• [Problem]
Write out the entries, please, from the line containing "Transcribe this chart's" through their final line, exactly and with nothing else.

# # # # #

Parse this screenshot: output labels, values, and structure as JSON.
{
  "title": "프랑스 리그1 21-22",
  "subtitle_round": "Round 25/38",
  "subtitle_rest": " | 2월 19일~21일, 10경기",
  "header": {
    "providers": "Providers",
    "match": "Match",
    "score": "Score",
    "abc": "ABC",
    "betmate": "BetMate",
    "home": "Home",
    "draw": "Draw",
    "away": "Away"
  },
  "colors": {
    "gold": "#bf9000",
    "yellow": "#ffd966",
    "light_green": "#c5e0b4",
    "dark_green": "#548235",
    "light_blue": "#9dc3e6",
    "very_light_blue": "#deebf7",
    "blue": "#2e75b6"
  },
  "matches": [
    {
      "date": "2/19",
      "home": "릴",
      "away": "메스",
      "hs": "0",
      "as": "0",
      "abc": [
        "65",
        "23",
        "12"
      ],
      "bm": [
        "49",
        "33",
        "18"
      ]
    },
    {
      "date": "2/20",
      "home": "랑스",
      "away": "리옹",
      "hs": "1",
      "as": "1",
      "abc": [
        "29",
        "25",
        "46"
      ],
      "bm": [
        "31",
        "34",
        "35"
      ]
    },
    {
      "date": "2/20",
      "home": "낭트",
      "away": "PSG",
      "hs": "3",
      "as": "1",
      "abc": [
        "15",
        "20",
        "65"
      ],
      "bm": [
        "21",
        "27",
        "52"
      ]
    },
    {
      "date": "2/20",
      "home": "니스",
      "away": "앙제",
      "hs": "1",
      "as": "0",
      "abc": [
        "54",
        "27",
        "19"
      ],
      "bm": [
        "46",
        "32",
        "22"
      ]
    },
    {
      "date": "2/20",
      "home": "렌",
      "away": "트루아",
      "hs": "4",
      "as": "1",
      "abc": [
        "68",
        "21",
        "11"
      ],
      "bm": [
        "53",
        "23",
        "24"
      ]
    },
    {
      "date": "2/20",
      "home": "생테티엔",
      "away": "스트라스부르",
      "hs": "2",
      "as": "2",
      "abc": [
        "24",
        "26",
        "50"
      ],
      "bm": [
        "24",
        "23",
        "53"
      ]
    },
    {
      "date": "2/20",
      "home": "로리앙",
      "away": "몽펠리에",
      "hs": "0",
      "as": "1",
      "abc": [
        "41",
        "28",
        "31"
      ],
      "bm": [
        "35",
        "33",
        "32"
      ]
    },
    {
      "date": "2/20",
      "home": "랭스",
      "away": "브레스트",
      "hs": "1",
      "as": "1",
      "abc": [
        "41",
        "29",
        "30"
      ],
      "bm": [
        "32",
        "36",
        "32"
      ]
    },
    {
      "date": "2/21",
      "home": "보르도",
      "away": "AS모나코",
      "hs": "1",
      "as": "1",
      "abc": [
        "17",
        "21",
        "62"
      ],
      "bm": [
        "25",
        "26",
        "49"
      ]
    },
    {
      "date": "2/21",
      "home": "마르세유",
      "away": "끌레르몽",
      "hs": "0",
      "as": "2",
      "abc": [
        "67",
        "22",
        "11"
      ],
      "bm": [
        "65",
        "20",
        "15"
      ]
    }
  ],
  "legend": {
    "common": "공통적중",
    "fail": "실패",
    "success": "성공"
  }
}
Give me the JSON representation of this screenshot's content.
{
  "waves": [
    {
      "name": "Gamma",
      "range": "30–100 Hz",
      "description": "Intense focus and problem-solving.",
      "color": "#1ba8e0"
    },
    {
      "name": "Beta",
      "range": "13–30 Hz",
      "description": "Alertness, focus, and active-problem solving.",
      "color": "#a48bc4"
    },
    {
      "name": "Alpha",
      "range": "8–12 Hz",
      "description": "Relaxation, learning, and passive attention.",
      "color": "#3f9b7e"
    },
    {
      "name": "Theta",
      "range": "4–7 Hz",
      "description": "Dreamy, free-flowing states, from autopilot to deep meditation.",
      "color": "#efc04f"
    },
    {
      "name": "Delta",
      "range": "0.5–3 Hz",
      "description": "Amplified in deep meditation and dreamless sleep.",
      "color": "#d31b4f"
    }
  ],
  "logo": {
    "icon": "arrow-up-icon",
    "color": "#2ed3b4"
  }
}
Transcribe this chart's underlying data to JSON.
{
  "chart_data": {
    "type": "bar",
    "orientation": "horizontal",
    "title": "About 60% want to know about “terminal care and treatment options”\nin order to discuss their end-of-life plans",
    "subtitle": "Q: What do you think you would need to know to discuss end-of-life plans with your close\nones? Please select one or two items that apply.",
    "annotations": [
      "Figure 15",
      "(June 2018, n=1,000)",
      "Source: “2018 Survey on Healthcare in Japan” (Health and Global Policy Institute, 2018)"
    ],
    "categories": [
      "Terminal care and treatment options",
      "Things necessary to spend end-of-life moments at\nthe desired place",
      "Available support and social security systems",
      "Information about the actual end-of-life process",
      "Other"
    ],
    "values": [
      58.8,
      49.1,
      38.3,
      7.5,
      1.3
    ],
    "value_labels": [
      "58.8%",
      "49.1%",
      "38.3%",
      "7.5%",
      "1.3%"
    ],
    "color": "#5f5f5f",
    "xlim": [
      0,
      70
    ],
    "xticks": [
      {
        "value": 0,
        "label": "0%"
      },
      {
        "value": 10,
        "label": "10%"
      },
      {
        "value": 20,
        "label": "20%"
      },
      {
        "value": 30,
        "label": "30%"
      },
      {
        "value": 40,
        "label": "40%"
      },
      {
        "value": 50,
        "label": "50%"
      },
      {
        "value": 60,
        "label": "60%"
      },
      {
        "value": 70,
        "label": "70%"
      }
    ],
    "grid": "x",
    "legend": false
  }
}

# # # # #

• [Exercise answer]
Transcribe this chart's underlying data to JSON.
{
  "chart_data": {
    "type": "bar",
    "orientation": "horizontal",
    "title": "About 60% want to know about “terminal care and treatment options”\nin order to discuss their end-of-life plans",
    "subtitle": "Q: What do you think you would need to know to discuss end-of-life plans with your close\nones? Please select one or two items that apply.",
    "annotations": [
      "Figure 15",
      "(June 2018, n=1,000)",
      "Source: “2018 Survey on Healthcare in Japan” (Health and Global Policy Institute, 2018)"
    ],
    "categories": [
      "Terminal care and treatment options",
      "Things necessary to spend end-of-life moments at\nthe desired place",
      "Available support and social security systems",
      "Information about the actual end-of-life process",
      "Other"
    ],
    "values": [
      58.8,
      49.1,
      38.3,
      7.5,
      1.3
    ],
    "value_labels": [
      "58.8%",
      "49.1%",
      "38.3%",
      "7.5%",
      "1.3%"
    ],
    "color": "#5f5f5f",
    "xlim": [
      0,
      70
    ],
    "xticks": [
      {
        "value": 0,
        "label": "0%"
      },
      {
        "value": 10,
        "label": "10%"
      },
      {
        "value": 20,
        "label": "20%"
      },
      {
        "value": 30,
        "label": "30%"
      },
      {
        "value": 40,
        "label": "40%"
      },
      {
        "value": 50,
        "label": "50%"
      },
      {
        "value": 60,
        "label": "60%"
      },
      {
        "value": 70,
        "label": "70%"
      }
    ],
    "grid": "x",
    "legend": false
  }
}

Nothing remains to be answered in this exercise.